# Aim of the exercise
Reproduce the lines of the entries below verbatim, beginning with the line that contains "381, 101, 393]" and stopping after the line that contains "161, 101, 173]".

# Recorded data
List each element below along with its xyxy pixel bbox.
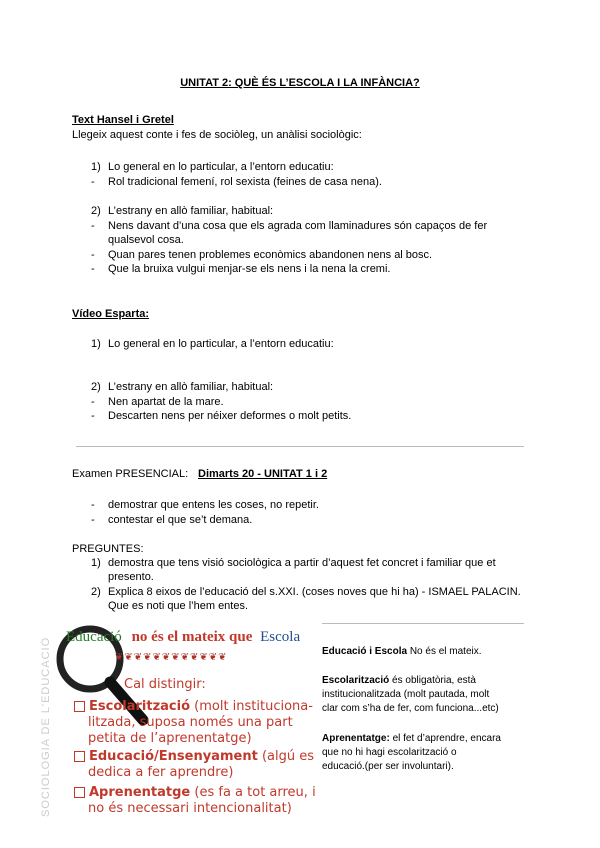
list-number: 2)	[91, 381, 101, 393]
list-item: Lo general en lo particular, a l’entorn educatiu:	[108, 338, 334, 350]
note-text: educació.(per ser involuntari).	[322, 761, 454, 772]
note-term: Educació i Escola	[322, 646, 408, 657]
list-number: 1)	[91, 161, 101, 173]
note-term: Aprenentatge:	[322, 733, 390, 744]
ornament: ❦❦❦❦❦❦❦❦❦❦❦❦	[115, 652, 228, 663]
slide-item-desc: (algú es	[261, 749, 314, 764]
exam-label: Examen PRESENCIAL:	[72, 468, 189, 480]
bullet-dash: -	[91, 176, 95, 188]
list-item: Lo general en lo particular, a l’entorn educatiu:	[108, 161, 334, 173]
slide-item	[74, 749, 314, 765]
slide-item-cont: petita de l’aprenentatge)	[88, 731, 252, 746]
list-number: 1)	[91, 557, 101, 569]
slide-item-cont: litzada, suposa només una part	[88, 715, 293, 730]
checkbox-icon	[74, 787, 85, 798]
bullet-dash: -	[91, 220, 95, 232]
bullet-dash: -	[91, 514, 95, 526]
slide-item-desc: (molt instituciona-	[194, 699, 313, 714]
slide-item-term: Educació/Ensenyament	[89, 749, 258, 764]
checkbox-icon	[74, 751, 85, 762]
slide-title-educacio: Educació	[66, 629, 122, 645]
slide-subtitle: Cal distingir:	[124, 677, 206, 692]
list-number: 1)	[91, 338, 101, 350]
list-item: Nens davant d’una cosa que els agrada com llaminadures són capaços de fer	[108, 220, 488, 232]
page-title: UNITAT 2: QUÈ ÉS L’ESCOLA I LA INFÀNCIA?	[180, 77, 420, 89]
note-text: clar com s’ha de fer, com funciona...etc)	[322, 703, 499, 714]
list-item: L’estrany en allò familiar, habitual:	[108, 381, 274, 393]
list-item: Rol tradicional femení, rol sexista (feines de casa nena).	[108, 176, 382, 188]
list-item: contestar el que se’t demana.	[108, 514, 253, 526]
slide-image	[40, 625, 316, 820]
note-3	[322, 732, 527, 774]
note-text: és obligatòria, està	[392, 675, 476, 686]
checkbox-icon	[74, 701, 85, 712]
horizontal-rule	[322, 623, 524, 624]
slide-title-escola: Escola	[260, 629, 301, 645]
list-item: Que es noti que l’hem entes.	[108, 600, 249, 612]
exam-date: Dimarts 20 - UNITAT 1 i 2	[198, 468, 328, 480]
list-item: Quan pares tenen problemes econòmics abandonen nens al bosc.	[108, 249, 433, 261]
list-item: Descarten nens per néixer deformes o molt petits.	[108, 410, 352, 422]
bullet-dash: -	[91, 410, 95, 422]
slide-item-cont: no és necessari intencionalitat)	[88, 801, 292, 816]
list-item: demostrar que entens les coses, no repetir.	[108, 499, 319, 511]
watermark-text: SOCIOLOGIA DE L'EDUCACIÓ	[40, 636, 52, 817]
horizontal-rule	[76, 446, 524, 447]
note-text: que no hi hagi escolarització o	[322, 747, 457, 758]
list-item: L’estrany en allò familiar, habitual:	[108, 205, 274, 217]
questions-label: PREGUNTES:	[72, 543, 144, 555]
section-heading-hansel: Text Hansel i Gretel	[72, 114, 174, 126]
bullet-dash: -	[91, 396, 95, 408]
note-text: No és el mateix.	[409, 646, 482, 657]
list-item: demostra que tens visió sociològica a partir d’aquest fet concret i familiar que et	[108, 557, 496, 569]
list-item: Nen apartat de la mare.	[108, 396, 224, 408]
slide-item-cont: dedica a fer aprendre)	[88, 765, 234, 780]
slide-item	[74, 785, 316, 801]
section-intro: Llegeix aquest conte i fes de sociòleg, un anàlisi sociològic:	[72, 129, 362, 141]
note-text: institucionalitzada (molt pautada, molt	[322, 689, 490, 700]
list-item: Que la bruixa vulgui menjar-se els nens i la nena la cremi.	[108, 263, 391, 275]
list-item: presento.	[108, 571, 154, 583]
slide-item	[74, 699, 313, 715]
slide-item-term: Escolarització	[89, 699, 190, 714]
note-2	[322, 674, 527, 716]
note-text: el fet d’aprendre, encara	[392, 733, 501, 744]
bullet-dash: -	[91, 249, 95, 261]
slide-item-desc: (es fa a tot arreu, i	[194, 785, 316, 800]
slide-title	[66, 629, 300, 646]
list-item: Explica 8 eixos de l’educació del s.XXI. (coses noves que hi ha) - ISMAEL PALACIN.	[108, 586, 521, 598]
bullet-dash: -	[91, 499, 95, 511]
list-number: 2)	[91, 586, 101, 598]
note-term: Escolarització	[322, 675, 390, 686]
list-number: 2)	[91, 205, 101, 217]
bullet-dash: -	[91, 263, 95, 275]
slide-item-term: Aprenentatge	[89, 785, 191, 800]
section-heading-esparta: Vídeo Esparta:	[72, 308, 150, 320]
list-item: qualsevol cosa.	[108, 234, 184, 246]
note-1	[322, 645, 527, 659]
slide-title-middle: no és el mateix que	[131, 629, 253, 645]
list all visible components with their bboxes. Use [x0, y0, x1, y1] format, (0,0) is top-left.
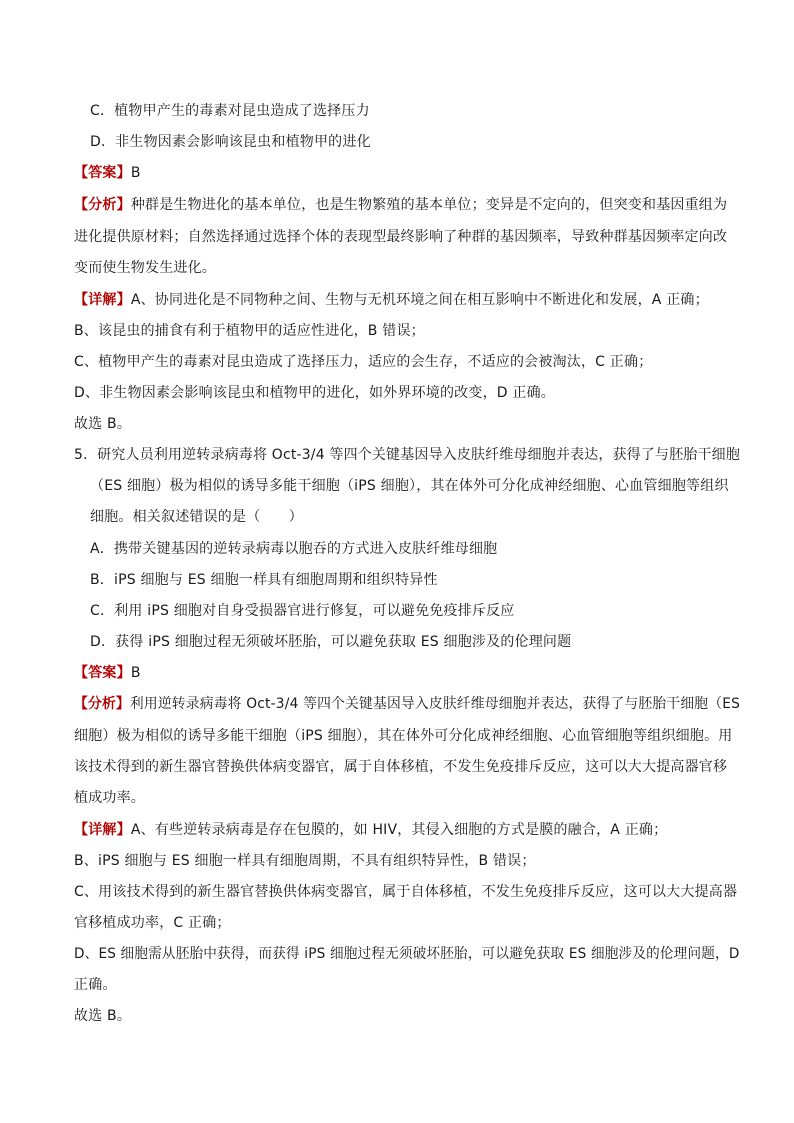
q4-detail-line-1 — [74, 291, 709, 309]
q4-detail-text-1: A、协同进化是不同物种之间、生物与无机环境之间在相互影响中不断进化和发展，A 正确； — [130, 292, 709, 308]
q5-detail-tag: 【详解】 — [74, 822, 131, 838]
q5-analysis-line-2: 细胞）极为相似的诱导多能干细胞（iPS 细胞），其在体外可分化成神经细胞、心血管细胞等组织细胞。用 — [74, 728, 733, 744]
q5-detail-line-4: 官移植成功率，C 正确； — [74, 915, 231, 931]
q5-analysis-tag: 【分析】 — [74, 696, 130, 712]
q5-detail-line-2: B、iPS 细胞与 ES 细胞一样具有细胞周期，不具有组织特异性，B 错误； — [74, 853, 536, 869]
q5-analysis-text-1: 利用逆转录病毒将 Oct-3/4 等四个关键基因导入皮肤纤维母细胞并表达，获得了与胚胎干细胞（ES — [129, 696, 741, 712]
q4-detail-line-2: B、该昆虫的捕食有利于植物甲的适应性进化，B 错误； — [74, 323, 425, 339]
q5-option-d: D．获得 iPS 细胞过程无须破坏胚胎，可以避免获取 ES 细胞涉及的伦理问题 — [90, 634, 572, 650]
q4-answer-value: B — [130, 165, 141, 181]
q4-detail-line-3: C、植物甲产生的毒素对昆虫造成了选择压力，适应的会生存，不适应的会被淘汰，C 正确； — [74, 354, 653, 370]
q5-answer-tag: 【答案】 — [74, 665, 131, 681]
q4-answer-tag: 【答案】 — [74, 165, 131, 181]
q5-detail-line-6: 正确。 — [74, 977, 117, 993]
q5-analysis-line-4: 植成功率。 — [74, 790, 145, 806]
q4-conclusion: 故选 B。 — [74, 416, 132, 432]
q5-answer-line — [74, 664, 141, 682]
q5-stem-line-3: 细胞。相关叙述错误的是（ ） — [90, 509, 303, 525]
q4-analysis-line-1 — [74, 196, 727, 214]
q5-detail-line-5: D、ES 细胞需从胚胎中获得，而获得 iPS 细胞过程无须破坏胚胎，可以避免获取 ES 细胞涉及的伦理问题，D — [74, 946, 740, 962]
q5-analysis-line-1 — [74, 695, 740, 713]
q4-analysis-line-3: 变而使生物发生进化。 — [74, 260, 216, 276]
q5-stem-line-2: （ES 细胞）极为相似的诱导多能干细胞（iPS 细胞），其在体外可分化成神经细胞、心血管细胞等组织 — [90, 478, 729, 494]
q5-detail-line-1 — [74, 821, 667, 839]
q4-answer-line — [74, 164, 141, 182]
q5-answer-value: B — [130, 665, 141, 681]
q5-stem-line-1: 5．研究人员利用逆转录病毒将 Oct-3/4 等四个关键基因导入皮肤纤维母细胞并表达，获得了与胚胎干细胞 — [74, 447, 740, 463]
q5-detail-line-3: C、用该技术得到的新生器官替换供体病变器官，属于自体移植，不发生免疫排斥反应，这可以大大提高器 — [74, 884, 738, 900]
q4-detail-tag: 【详解】 — [74, 292, 131, 308]
q4-analysis-text-1: 种群是生物进化的基本单位，也是生物繁殖的基本单位；变异是不定向的，但突变和基因重组为 — [130, 197, 728, 213]
q5-option-a: A．携带关键基因的逆转录病毒以胞吞的方式进入皮肤纤维母细胞 — [90, 541, 498, 557]
q4-detail-line-4: D、非生物因素会影响该昆虫和植物甲的进化，如外界环境的改变，D 正确。 — [74, 385, 556, 401]
q5-detail-text-1: A、有些逆转录病毒是存在包膜的，如 HIV，其侵入细胞的方式是膜的融合，A 正确； — [130, 822, 668, 838]
q4-option-d: D．非生物因素会影响该昆虫和植物甲的进化 — [90, 134, 371, 150]
q5-conclusion: 故选 B。 — [74, 1008, 132, 1024]
q5-analysis-line-3: 该技术得到的新生器官替换供体病变器官，属于自体移植，不发生免疫排斥反应，这可以大大提高器官移 — [74, 759, 728, 775]
q4-analysis-tag: 【分析】 — [74, 197, 131, 213]
q5-option-c: C．利用 iPS 细胞对自身受损器官进行修复，可以避免免疫排斥反应 — [90, 603, 515, 619]
q5-option-b: B．iPS 细胞与 ES 细胞一样具有细胞周期和组织特异性 — [90, 572, 438, 588]
q4-option-c: C．植物甲产生的毒素对昆虫造成了选择压力 — [90, 103, 370, 119]
q4-analysis-line-2: 进化提供原材料；自然选择通过选择个体的表现型最终影响了种群的基因频率，导致种群基因频率定向改 — [74, 229, 728, 245]
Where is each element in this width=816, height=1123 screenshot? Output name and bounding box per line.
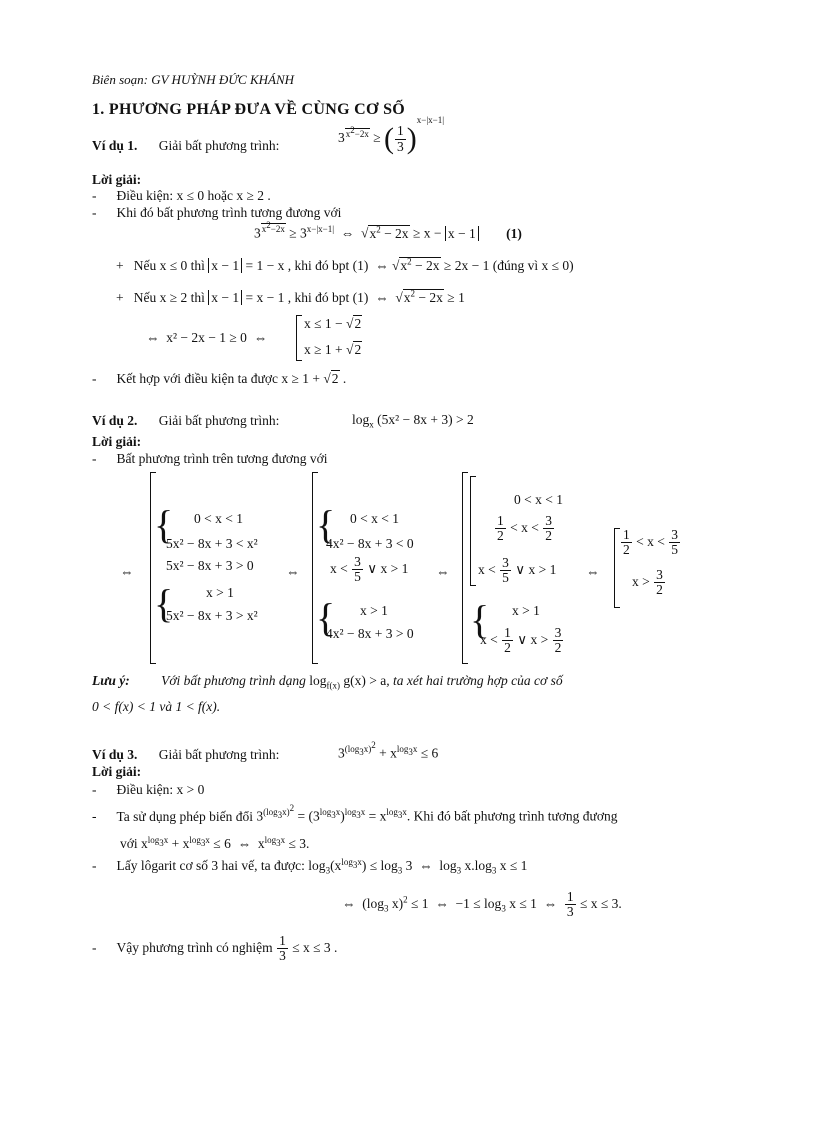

# Reply
list-number: 2)	[91, 381, 101, 393]
list-item: Lo general en lo particular, a l’entorn educatiu:	[108, 338, 334, 350]
note-text: educació.(per ser involuntari).	[322, 761, 454, 772]
note-term: Educació i Escola	[322, 646, 408, 657]
list-number: 1)	[91, 161, 101, 173]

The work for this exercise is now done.